====== Data extract
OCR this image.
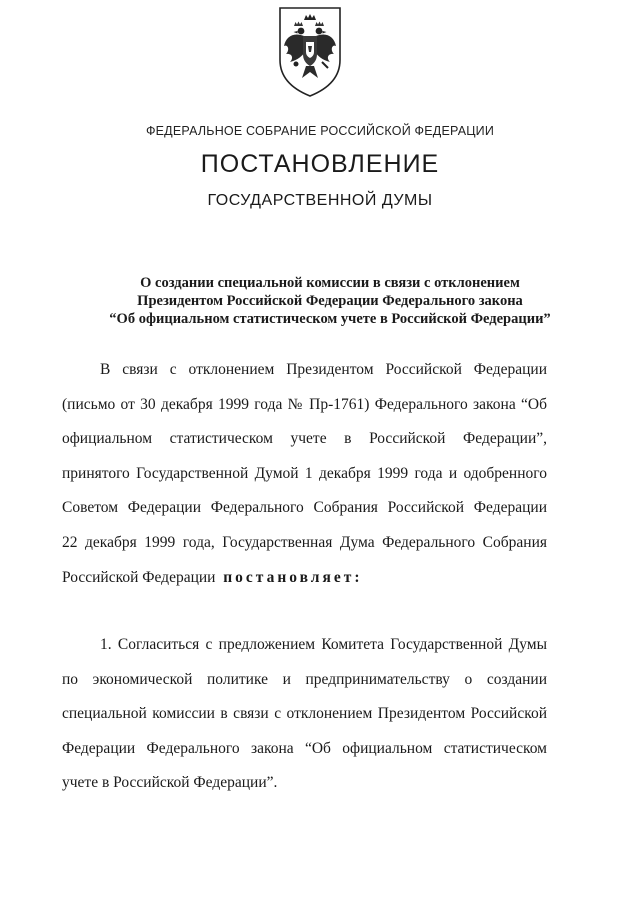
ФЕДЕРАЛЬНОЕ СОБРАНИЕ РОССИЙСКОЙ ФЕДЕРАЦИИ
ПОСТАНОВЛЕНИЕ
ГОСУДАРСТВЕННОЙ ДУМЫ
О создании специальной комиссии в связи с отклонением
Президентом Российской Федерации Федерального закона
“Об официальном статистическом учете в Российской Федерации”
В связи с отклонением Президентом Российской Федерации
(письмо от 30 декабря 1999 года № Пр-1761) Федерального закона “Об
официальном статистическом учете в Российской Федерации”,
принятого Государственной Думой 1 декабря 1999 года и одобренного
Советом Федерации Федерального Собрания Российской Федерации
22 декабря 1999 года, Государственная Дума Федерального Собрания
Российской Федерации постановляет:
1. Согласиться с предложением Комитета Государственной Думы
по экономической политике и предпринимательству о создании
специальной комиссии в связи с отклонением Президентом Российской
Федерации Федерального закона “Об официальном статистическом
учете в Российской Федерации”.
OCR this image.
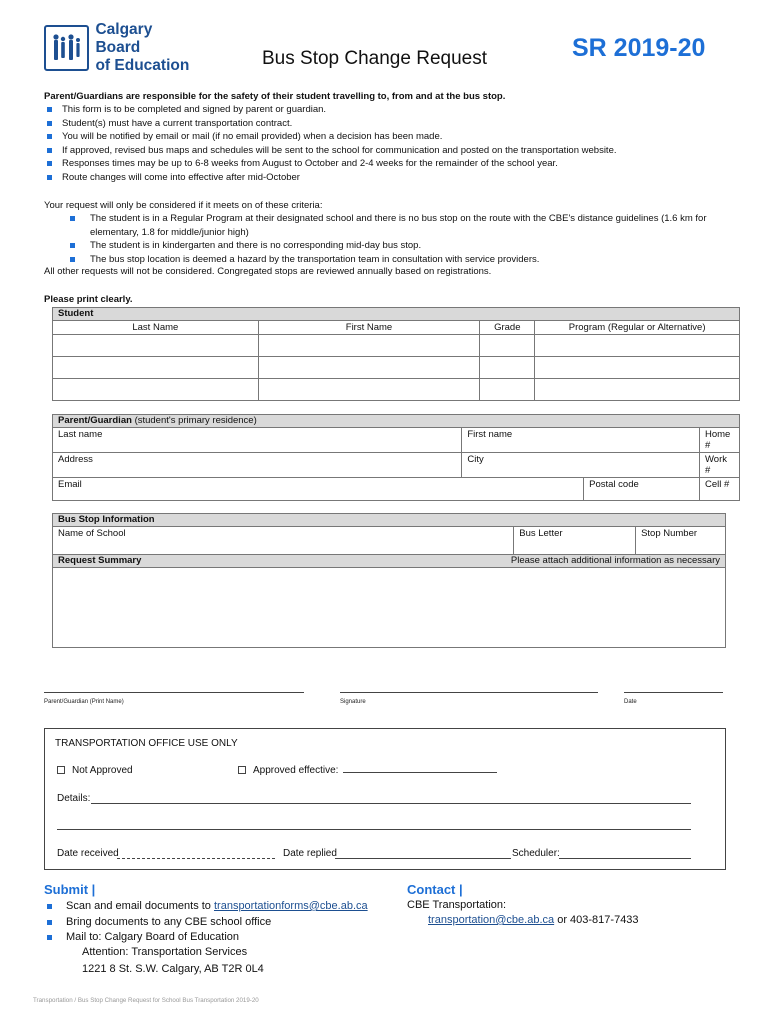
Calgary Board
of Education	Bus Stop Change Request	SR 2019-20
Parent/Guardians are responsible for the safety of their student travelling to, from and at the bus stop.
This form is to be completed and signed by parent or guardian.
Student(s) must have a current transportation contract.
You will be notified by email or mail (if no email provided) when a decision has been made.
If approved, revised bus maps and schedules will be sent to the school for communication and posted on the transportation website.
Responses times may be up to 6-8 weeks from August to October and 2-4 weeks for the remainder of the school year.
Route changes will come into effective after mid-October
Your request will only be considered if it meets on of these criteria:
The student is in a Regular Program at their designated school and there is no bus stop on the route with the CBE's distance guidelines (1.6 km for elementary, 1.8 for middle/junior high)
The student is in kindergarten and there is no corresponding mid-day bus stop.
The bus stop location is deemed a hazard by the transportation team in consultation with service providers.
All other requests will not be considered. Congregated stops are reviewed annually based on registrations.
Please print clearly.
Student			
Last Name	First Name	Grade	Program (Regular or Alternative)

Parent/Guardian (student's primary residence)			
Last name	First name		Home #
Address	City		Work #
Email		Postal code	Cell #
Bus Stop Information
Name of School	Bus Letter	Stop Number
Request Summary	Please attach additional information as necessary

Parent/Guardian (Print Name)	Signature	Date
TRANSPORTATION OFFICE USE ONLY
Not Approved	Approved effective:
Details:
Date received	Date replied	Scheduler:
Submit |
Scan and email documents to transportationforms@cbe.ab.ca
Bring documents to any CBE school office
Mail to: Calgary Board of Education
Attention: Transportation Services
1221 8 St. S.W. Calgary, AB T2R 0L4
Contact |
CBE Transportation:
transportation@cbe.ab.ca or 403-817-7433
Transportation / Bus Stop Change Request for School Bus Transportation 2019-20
============
**Aim of the exercise**.
Search the listing for the string "закона". Copy each line where it turns up.

**Exercise response**.
Президентом Российской Федерации Федерального закона
(письмо от 30 декабря 1999 года № Пр-1761) Федерального закона “Об
Федерации Федерального закона “Об официальном статистическом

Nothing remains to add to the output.